[Problem details] Reproduce the listing word for word. Skip any image.

[Material provided]
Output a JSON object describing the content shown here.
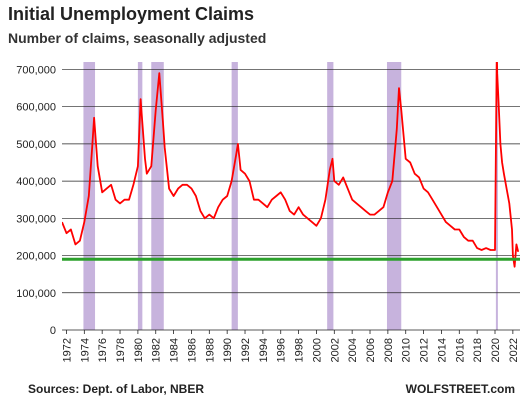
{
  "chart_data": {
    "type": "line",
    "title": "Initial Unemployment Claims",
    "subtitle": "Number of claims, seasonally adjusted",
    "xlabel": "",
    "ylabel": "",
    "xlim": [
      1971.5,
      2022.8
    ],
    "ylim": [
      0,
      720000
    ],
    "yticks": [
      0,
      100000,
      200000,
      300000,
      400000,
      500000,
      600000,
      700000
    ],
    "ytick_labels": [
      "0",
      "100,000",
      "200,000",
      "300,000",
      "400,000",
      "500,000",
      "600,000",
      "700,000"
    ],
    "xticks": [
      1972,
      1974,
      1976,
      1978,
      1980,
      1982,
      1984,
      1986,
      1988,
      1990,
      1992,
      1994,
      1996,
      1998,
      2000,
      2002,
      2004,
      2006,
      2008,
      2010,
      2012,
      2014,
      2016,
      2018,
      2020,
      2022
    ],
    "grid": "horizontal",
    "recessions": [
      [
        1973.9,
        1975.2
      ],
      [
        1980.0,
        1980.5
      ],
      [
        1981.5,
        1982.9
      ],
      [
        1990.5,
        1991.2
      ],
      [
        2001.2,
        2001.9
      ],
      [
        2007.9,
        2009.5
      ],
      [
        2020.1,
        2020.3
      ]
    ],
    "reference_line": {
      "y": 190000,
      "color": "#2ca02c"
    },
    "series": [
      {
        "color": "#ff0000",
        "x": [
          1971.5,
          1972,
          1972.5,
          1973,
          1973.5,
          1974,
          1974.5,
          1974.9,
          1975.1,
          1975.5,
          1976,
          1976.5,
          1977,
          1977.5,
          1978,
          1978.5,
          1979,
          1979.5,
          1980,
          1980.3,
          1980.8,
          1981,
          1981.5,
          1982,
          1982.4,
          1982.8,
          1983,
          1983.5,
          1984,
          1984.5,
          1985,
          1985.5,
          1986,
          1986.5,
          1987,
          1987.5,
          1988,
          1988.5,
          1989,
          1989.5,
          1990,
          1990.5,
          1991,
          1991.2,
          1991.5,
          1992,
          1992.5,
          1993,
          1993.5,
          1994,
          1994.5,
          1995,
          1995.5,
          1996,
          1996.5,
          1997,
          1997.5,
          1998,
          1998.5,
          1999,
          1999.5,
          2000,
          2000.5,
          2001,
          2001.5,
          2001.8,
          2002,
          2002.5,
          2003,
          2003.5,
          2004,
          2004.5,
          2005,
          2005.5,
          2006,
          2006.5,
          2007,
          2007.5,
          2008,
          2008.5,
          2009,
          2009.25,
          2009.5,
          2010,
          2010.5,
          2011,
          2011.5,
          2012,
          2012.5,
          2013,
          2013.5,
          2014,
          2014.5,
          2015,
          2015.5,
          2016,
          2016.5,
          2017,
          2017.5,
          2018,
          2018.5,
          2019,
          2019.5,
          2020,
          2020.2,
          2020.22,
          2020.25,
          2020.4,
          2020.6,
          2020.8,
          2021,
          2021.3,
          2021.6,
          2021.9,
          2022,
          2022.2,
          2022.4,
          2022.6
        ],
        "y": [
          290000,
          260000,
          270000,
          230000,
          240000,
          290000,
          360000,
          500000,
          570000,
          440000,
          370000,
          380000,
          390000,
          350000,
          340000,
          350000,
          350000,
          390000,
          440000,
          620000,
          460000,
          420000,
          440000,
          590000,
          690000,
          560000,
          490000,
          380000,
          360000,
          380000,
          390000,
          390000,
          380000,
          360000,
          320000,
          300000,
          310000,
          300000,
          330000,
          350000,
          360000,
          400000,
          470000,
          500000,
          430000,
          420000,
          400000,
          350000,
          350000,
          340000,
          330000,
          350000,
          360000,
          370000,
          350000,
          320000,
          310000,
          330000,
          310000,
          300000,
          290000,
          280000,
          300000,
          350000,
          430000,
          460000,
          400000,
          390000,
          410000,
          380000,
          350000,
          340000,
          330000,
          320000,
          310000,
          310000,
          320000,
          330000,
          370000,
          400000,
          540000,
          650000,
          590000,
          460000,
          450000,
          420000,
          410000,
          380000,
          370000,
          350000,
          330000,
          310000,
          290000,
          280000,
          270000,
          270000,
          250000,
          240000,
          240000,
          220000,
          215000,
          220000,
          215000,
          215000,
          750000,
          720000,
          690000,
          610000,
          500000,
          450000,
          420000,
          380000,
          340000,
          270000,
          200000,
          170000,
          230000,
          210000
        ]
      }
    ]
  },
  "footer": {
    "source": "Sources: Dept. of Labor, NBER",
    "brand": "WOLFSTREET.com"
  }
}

[Full output]
Output a JSON object describing the content shown here.
{
  "chart_data": {
    "type": "line",
    "title": "Initial Unemployment Claims",
    "subtitle": "Number of claims, seasonally adjusted",
    "xlabel": "",
    "ylabel": "",
    "xlim": [
      1971.5,
      2022.8
    ],
    "ylim": [
      0,
      720000
    ],
    "yticks": [
      0,
      100000,
      200000,
      300000,
      400000,
      500000,
      600000,
      700000
    ],
    "ytick_labels": [
      "0",
      "100,000",
      "200,000",
      "300,000",
      "400,000",
      "500,000",
      "600,000",
      "700,000"
    ],
    "xticks": [
      1972,
      1974,
      1976,
      1978,
      1980,
      1982,
      1984,
      1986,
      1988,
      1990,
      1992,
      1994,
      1996,
      1998,
      2000,
      2002,
      2004,
      2006,
      2008,
      2010,
      2012,
      2014,
      2016,
      2018,
      2020,
      2022
    ],
    "grid": "horizontal",
    "recessions": [
      [
        1973.9,
        1975.2
      ],
      [
        1980.0,
        1980.5
      ],
      [
        1981.5,
        1982.9
      ],
      [
        1990.5,
        1991.2
      ],
      [
        2001.2,
        2001.9
      ],
      [
        2007.9,
        2009.5
      ],
      [
        2020.1,
        2020.3
      ]
    ],
    "reference_line": {
      "y": 190000,
      "color": "#2ca02c"
    },
    "series": [
      {
        "color": "#ff0000",
        "x": [
          1971.5,
          1972,
          1972.5,
          1973,
          1973.5,
          1974,
          1974.5,
          1974.9,
          1975.1,
          1975.5,
          1976,
          1976.5,
          1977,
          1977.5,
          1978,
          1978.5,
          1979,
          1979.5,
          1980,
          1980.3,
          1980.8,
          1981,
          1981.5,
          1982,
          1982.4,
          1982.8,
          1983,
          1983.5,
          1984,
          1984.5,
          1985,
          1985.5,
          1986,
          1986.5,
          1987,
          1987.5,
          1988,
          1988.5,
          1989,
          1989.5,
          1990,
          1990.5,
          1991,
          1991.2,
          1991.5,
          1992,
          1992.5,
          1993,
          1993.5,
          1994,
          1994.5,
          1995,
          1995.5,
          1996,
          1996.5,
          1997,
          1997.5,
          1998,
          1998.5,
          1999,
          1999.5,
          2000,
          2000.5,
          2001,
          2001.5,
          2001.8,
          2002,
          2002.5,
          2003,
          2003.5,
          2004,
          2004.5,
          2005,
          2005.5,
          2006,
          2006.5,
          2007,
          2007.5,
          2008,
          2008.5,
          2009,
          2009.25,
          2009.5,
          2010,
          2010.5,
          2011,
          2011.5,
          2012,
          2012.5,
          2013,
          2013.5,
          2014,
          2014.5,
          2015,
          2015.5,
          2016,
          2016.5,
          2017,
          2017.5,
          2018,
          2018.5,
          2019,
          2019.5,
          2020,
          2020.2,
          2020.22,
          2020.25,
          2020.4,
          2020.6,
          2020.8,
          2021,
          2021.3,
          2021.6,
          2021.9,
          2022,
          2022.2,
          2022.4,
          2022.6
        ],
        "y": [
          290000,
          260000,
          270000,
          230000,
          240000,
          290000,
          360000,
          500000,
          570000,
          440000,
          370000,
          380000,
          390000,
          350000,
          340000,
          350000,
          350000,
          390000,
          440000,
          620000,
          460000,
          420000,
          440000,
          590000,
          690000,
          560000,
          490000,
          380000,
          360000,
          380000,
          390000,
          390000,
          380000,
          360000,
          320000,
          300000,
          310000,
          300000,
          330000,
          350000,
          360000,
          400000,
          470000,
          500000,
          430000,
          420000,
          400000,
          350000,
          350000,
          340000,
          330000,
          350000,
          360000,
          370000,
          350000,
          320000,
          310000,
          330000,
          310000,
          300000,
          290000,
          280000,
          300000,
          350000,
          430000,
          460000,
          400000,
          390000,
          410000,
          380000,
          350000,
          340000,
          330000,
          320000,
          310000,
          310000,
          320000,
          330000,
          370000,
          400000,
          540000,
          650000,
          590000,
          460000,
          450000,
          420000,
          410000,
          380000,
          370000,
          350000,
          330000,
          310000,
          290000,
          280000,
          270000,
          270000,
          250000,
          240000,
          240000,
          220000,
          215000,
          220000,
          215000,
          215000,
          750000,
          720000,
          690000,
          610000,
          500000,
          450000,
          420000,
          380000,
          340000,
          270000,
          200000,
          170000,
          230000,
          210000
        ]
      }
    ]
  },
  "footer": {
    "source": "Sources: Dept. of Labor, NBER",
    "brand": "WOLFSTREET.com"
  }
}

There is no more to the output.